Recorded data:
■ ■ ■ ■ ■ ■ ■
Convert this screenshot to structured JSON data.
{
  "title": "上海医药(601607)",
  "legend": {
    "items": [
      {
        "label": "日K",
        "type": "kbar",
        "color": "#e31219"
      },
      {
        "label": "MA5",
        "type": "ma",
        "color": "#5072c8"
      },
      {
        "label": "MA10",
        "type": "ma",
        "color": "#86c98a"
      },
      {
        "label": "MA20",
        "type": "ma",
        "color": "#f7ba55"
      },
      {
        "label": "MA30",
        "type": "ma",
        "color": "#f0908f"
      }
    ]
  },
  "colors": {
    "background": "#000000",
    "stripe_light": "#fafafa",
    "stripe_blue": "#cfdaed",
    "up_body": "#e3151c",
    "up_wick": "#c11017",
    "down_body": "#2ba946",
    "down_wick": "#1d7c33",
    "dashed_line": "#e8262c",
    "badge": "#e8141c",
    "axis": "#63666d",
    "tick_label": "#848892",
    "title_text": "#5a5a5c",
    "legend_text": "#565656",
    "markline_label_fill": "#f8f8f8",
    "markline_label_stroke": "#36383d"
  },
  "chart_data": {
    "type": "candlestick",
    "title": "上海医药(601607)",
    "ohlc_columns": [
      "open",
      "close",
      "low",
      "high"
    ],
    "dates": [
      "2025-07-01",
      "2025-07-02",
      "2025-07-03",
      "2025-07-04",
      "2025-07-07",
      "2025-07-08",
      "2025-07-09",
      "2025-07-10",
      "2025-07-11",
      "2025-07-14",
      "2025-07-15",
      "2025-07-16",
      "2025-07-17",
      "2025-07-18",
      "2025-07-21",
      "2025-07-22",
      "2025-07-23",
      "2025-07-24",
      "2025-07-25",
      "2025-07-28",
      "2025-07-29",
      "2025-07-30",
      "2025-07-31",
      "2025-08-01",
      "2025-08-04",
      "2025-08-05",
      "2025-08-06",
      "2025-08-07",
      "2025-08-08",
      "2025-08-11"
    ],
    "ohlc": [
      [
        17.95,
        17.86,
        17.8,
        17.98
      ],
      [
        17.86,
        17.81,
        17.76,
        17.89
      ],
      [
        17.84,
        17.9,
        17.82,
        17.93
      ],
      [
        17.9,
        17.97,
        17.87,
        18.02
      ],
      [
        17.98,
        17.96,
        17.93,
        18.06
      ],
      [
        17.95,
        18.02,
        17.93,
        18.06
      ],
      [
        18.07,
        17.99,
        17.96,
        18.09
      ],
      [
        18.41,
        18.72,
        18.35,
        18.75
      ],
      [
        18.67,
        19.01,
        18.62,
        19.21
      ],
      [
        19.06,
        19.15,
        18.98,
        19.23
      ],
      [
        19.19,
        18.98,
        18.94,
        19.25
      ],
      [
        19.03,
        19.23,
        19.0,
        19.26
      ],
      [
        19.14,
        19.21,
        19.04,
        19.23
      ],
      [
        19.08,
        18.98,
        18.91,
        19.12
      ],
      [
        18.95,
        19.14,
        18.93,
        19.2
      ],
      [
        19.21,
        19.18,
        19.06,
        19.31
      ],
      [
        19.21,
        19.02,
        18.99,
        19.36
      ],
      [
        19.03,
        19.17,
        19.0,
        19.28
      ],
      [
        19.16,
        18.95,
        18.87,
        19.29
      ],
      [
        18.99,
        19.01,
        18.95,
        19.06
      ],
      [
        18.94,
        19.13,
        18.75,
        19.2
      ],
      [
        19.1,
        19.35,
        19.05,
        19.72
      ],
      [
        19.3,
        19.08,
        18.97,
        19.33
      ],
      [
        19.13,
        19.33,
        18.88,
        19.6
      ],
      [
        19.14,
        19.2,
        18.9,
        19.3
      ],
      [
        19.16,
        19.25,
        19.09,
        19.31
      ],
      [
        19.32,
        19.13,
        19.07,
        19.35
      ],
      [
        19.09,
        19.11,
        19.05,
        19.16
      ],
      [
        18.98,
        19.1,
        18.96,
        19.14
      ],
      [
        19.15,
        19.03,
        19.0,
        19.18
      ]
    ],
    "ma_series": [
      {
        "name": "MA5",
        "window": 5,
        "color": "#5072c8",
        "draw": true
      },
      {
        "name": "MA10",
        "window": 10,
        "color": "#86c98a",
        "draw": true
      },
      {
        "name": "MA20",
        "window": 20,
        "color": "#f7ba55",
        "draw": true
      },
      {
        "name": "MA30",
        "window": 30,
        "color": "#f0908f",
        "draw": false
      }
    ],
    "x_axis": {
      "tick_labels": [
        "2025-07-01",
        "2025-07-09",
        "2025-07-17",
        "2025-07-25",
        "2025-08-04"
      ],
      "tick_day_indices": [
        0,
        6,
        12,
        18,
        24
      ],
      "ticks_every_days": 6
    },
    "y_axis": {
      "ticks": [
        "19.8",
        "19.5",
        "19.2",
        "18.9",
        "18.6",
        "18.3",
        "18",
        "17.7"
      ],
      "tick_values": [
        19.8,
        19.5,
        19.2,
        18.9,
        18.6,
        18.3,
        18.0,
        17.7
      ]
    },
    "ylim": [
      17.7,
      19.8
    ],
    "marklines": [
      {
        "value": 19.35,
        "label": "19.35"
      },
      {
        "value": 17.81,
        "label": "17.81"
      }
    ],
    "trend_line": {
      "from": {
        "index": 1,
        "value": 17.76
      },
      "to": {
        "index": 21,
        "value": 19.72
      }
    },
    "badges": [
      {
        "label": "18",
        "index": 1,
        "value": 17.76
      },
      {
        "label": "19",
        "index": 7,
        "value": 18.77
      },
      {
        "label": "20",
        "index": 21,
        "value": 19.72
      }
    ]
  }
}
■ ■ ■ ■ ■ ■ ■
Required work -
Restate the whole listing exactly.

Result -
Convert this screenshot to structured JSON data.
{
  "title": "上海医药(601607)",
  "legend": {
    "items": [
      {
        "label": "日K",
        "type": "kbar",
        "color": "#e31219"
      },
      {
        "label": "MA5",
        "type": "ma",
        "color": "#5072c8"
      },
      {
        "label": "MA10",
        "type": "ma",
        "color": "#86c98a"
      },
      {
        "label": "MA20",
        "type": "ma",
        "color": "#f7ba55"
      },
      {
        "label": "MA30",
        "type": "ma",
        "color": "#f0908f"
      }
    ]
  },
  "colors": {
    "background": "#000000",
    "stripe_light": "#fafafa",
    "stripe_blue": "#cfdaed",
    "up_body": "#e3151c",
    "up_wick": "#c11017",
    "down_body": "#2ba946",
    "down_wick": "#1d7c33",
    "dashed_line": "#e8262c",
    "badge": "#e8141c",
    "axis": "#63666d",
    "tick_label": "#848892",
    "title_text": "#5a5a5c",
    "legend_text": "#565656",
    "markline_label_fill": "#f8f8f8",
    "markline_label_stroke": "#36383d"
  },
  "chart_data": {
    "type": "candlestick",
    "title": "上海医药(601607)",
    "ohlc_columns": [
      "open",
      "close",
      "low",
      "high"
    ],
    "dates": [
      "2025-07-01",
      "2025-07-02",
      "2025-07-03",
      "2025-07-04",
      "2025-07-07",
      "2025-07-08",
      "2025-07-09",
      "2025-07-10",
      "2025-07-11",
      "2025-07-14",
      "2025-07-15",
      "2025-07-16",
      "2025-07-17",
      "2025-07-18",
      "2025-07-21",
      "2025-07-22",
      "2025-07-23",
      "2025-07-24",
      "2025-07-25",
      "2025-07-28",
      "2025-07-29",
      "2025-07-30",
      "2025-07-31",
      "2025-08-01",
      "2025-08-04",
      "2025-08-05",
      "2025-08-06",
      "2025-08-07",
      "2025-08-08",
      "2025-08-11"
    ],
    "ohlc": [
      [
        17.95,
        17.86,
        17.8,
        17.98
      ],
      [
        17.86,
        17.81,
        17.76,
        17.89
      ],
      [
        17.84,
        17.9,
        17.82,
        17.93
      ],
      [
        17.9,
        17.97,
        17.87,
        18.02
      ],
      [
        17.98,
        17.96,
        17.93,
        18.06
      ],
      [
        17.95,
        18.02,
        17.93,
        18.06
      ],
      [
        18.07,
        17.99,
        17.96,
        18.09
      ],
      [
        18.41,
        18.72,
        18.35,
        18.75
      ],
      [
        18.67,
        19.01,
        18.62,
        19.21
      ],
      [
        19.06,
        19.15,
        18.98,
        19.23
      ],
      [
        19.19,
        18.98,
        18.94,
        19.25
      ],
      [
        19.03,
        19.23,
        19.0,
        19.26
      ],
      [
        19.14,
        19.21,
        19.04,
        19.23
      ],
      [
        19.08,
        18.98,
        18.91,
        19.12
      ],
      [
        18.95,
        19.14,
        18.93,
        19.2
      ],
      [
        19.21,
        19.18,
        19.06,
        19.31
      ],
      [
        19.21,
        19.02,
        18.99,
        19.36
      ],
      [
        19.03,
        19.17,
        19.0,
        19.28
      ],
      [
        19.16,
        18.95,
        18.87,
        19.29
      ],
      [
        18.99,
        19.01,
        18.95,
        19.06
      ],
      [
        18.94,
        19.13,
        18.75,
        19.2
      ],
      [
        19.1,
        19.35,
        19.05,
        19.72
      ],
      [
        19.3,
        19.08,
        18.97,
        19.33
      ],
      [
        19.13,
        19.33,
        18.88,
        19.6
      ],
      [
        19.14,
        19.2,
        18.9,
        19.3
      ],
      [
        19.16,
        19.25,
        19.09,
        19.31
      ],
      [
        19.32,
        19.13,
        19.07,
        19.35
      ],
      [
        19.09,
        19.11,
        19.05,
        19.16
      ],
      [
        18.98,
        19.1,
        18.96,
        19.14
      ],
      [
        19.15,
        19.03,
        19.0,
        19.18
      ]
    ],
    "ma_series": [
      {
        "name": "MA5",
        "window": 5,
        "color": "#5072c8",
        "draw": true
      },
      {
        "name": "MA10",
        "window": 10,
        "color": "#86c98a",
        "draw": true
      },
      {
        "name": "MA20",
        "window": 20,
        "color": "#f7ba55",
        "draw": true
      },
      {
        "name": "MA30",
        "window": 30,
        "color": "#f0908f",
        "draw": false
      }
    ],
    "x_axis": {
      "tick_labels": [
        "2025-07-01",
        "2025-07-09",
        "2025-07-17",
        "2025-07-25",
        "2025-08-04"
      ],
      "tick_day_indices": [
        0,
        6,
        12,
        18,
        24
      ],
      "ticks_every_days": 6
    },
    "y_axis": {
      "ticks": [
        "19.8",
        "19.5",
        "19.2",
        "18.9",
        "18.6",
        "18.3",
        "18",
        "17.7"
      ],
      "tick_values": [
        19.8,
        19.5,
        19.2,
        18.9,
        18.6,
        18.3,
        18.0,
        17.7
      ]
    },
    "ylim": [
      17.7,
      19.8
    ],
    "marklines": [
      {
        "value": 19.35,
        "label": "19.35"
      },
      {
        "value": 17.81,
        "label": "17.81"
      }
    ],
    "trend_line": {
      "from": {
        "index": 1,
        "value": 17.76
      },
      "to": {
        "index": 21,
        "value": 19.72
      }
    },
    "badges": [
      {
        "label": "18",
        "index": 1,
        "value": 17.76
      },
      {
        "label": "19",
        "index": 7,
        "value": 18.77
      },
      {
        "label": "20",
        "index": 21,
        "value": 19.72
      }
    ]
  }
}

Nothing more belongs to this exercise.